— Start Input data —

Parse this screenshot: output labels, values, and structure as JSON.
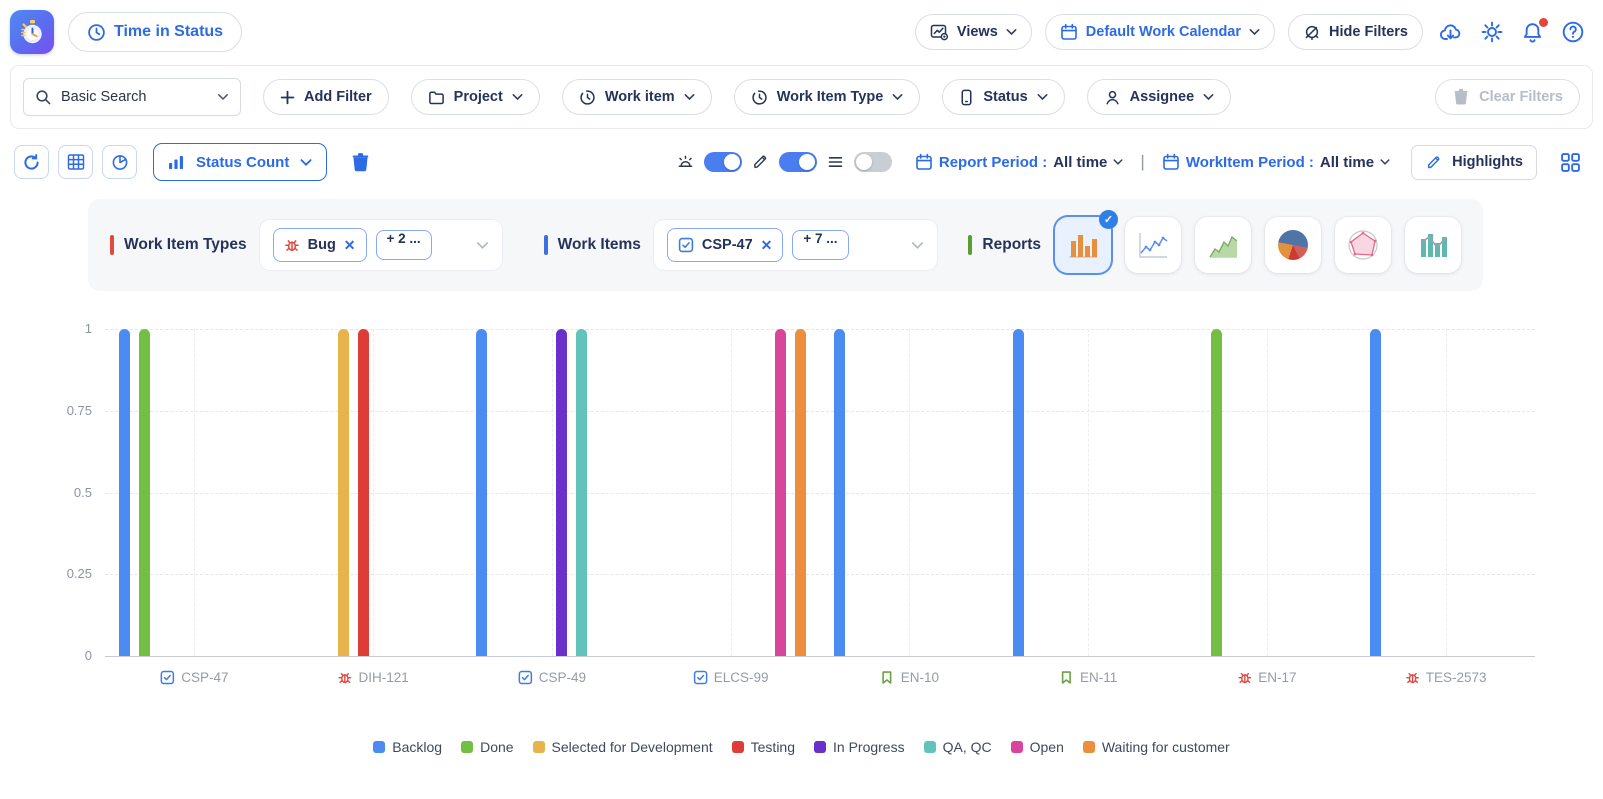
{
  "header": {
    "title": "Time in Status",
    "views": "Views",
    "work_calendar": "Default Work Calendar",
    "hide_filters": "Hide Filters"
  },
  "filter_bar": {
    "search_value": "Basic Search",
    "add_filter": "Add Filter",
    "project": "Project",
    "work_item": "Work item",
    "work_item_type": "Work Item Type",
    "status": "Status",
    "assignee": "Assignee",
    "clear_filters": "Clear Filters"
  },
  "toolbar": {
    "view_dropdown": "Status Count",
    "report_period_label": "Report Period :",
    "report_period_value": "All time",
    "workitem_period_label": "WorkItem Period :",
    "workitem_period_value": "All time",
    "highlights": "Highlights",
    "toggles": [
      {
        "name": "alerts",
        "on": true
      },
      {
        "name": "highlight-marker",
        "on": true
      },
      {
        "name": "list-view",
        "on": false
      }
    ]
  },
  "selection_panel": {
    "work_item_types_label": "Work Item Types",
    "work_item_types_chips": [
      {
        "label": "Bug",
        "icon": "bug"
      }
    ],
    "work_item_types_more": "+ 2 ...",
    "work_items_label": "Work Items",
    "work_items_chips": [
      {
        "label": "CSP-47",
        "icon": "task"
      }
    ],
    "work_items_more": "+ 7 ...",
    "reports_label": "Reports",
    "report_types": [
      {
        "name": "bar",
        "selected": true
      },
      {
        "name": "line",
        "selected": false
      },
      {
        "name": "area",
        "selected": false
      },
      {
        "name": "pie",
        "selected": false
      },
      {
        "name": "radar",
        "selected": false
      },
      {
        "name": "bar-line",
        "selected": false
      }
    ]
  },
  "colors": {
    "accent": "#2c6be4",
    "text_dark": "#25335a",
    "work_item_types_bar": "#e2483d",
    "work_items_bar": "#3d6fe0",
    "reports_bar": "#5a9e32"
  },
  "chart_data": {
    "type": "bar",
    "title": "Status Count",
    "xlabel": "",
    "ylabel": "",
    "ylim": [
      0,
      1
    ],
    "yticks": [
      0,
      0.25,
      0.5,
      0.75,
      1
    ],
    "grid": true,
    "legend_position": "bottom",
    "categories": [
      "CSP-47",
      "DIH-121",
      "CSP-49",
      "ELCS-99",
      "EN-10",
      "EN-11",
      "EN-17",
      "TES-2573"
    ],
    "category_icons": [
      "task",
      "bug",
      "task",
      "task",
      "story",
      "story",
      "bug",
      "bug"
    ],
    "series": [
      {
        "name": "Backlog",
        "color": "#4a8cf1",
        "values": [
          1,
          0,
          1,
          0,
          1,
          1,
          0,
          1
        ]
      },
      {
        "name": "Done",
        "color": "#72bf44",
        "values": [
          1,
          0,
          0,
          0,
          0,
          0,
          1,
          0
        ]
      },
      {
        "name": "Selected for Development",
        "color": "#e9b34b",
        "values": [
          0,
          1,
          0,
          0,
          0,
          0,
          0,
          0
        ]
      },
      {
        "name": "Testing",
        "color": "#dd3c37",
        "values": [
          0,
          1,
          0,
          0,
          0,
          0,
          0,
          0
        ]
      },
      {
        "name": "In Progress",
        "color": "#6a30ca",
        "values": [
          0,
          0,
          1,
          0,
          0,
          0,
          0,
          0
        ]
      },
      {
        "name": "QA, QC",
        "color": "#61c3b9",
        "values": [
          0,
          0,
          1,
          0,
          0,
          0,
          0,
          0
        ]
      },
      {
        "name": "Open",
        "color": "#d9449d",
        "values": [
          0,
          0,
          0,
          1,
          0,
          0,
          0,
          0
        ]
      },
      {
        "name": "Waiting for customer",
        "color": "#ec8e3d",
        "values": [
          0,
          0,
          0,
          1,
          0,
          0,
          0,
          0
        ]
      }
    ]
  }
}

— End Input data —

(Stated exercise)
Look through the entries above; copy every line holding the string "Count".

(Solved problem)
    "view_dropdown": "Status Count",
    "title": "Status Count",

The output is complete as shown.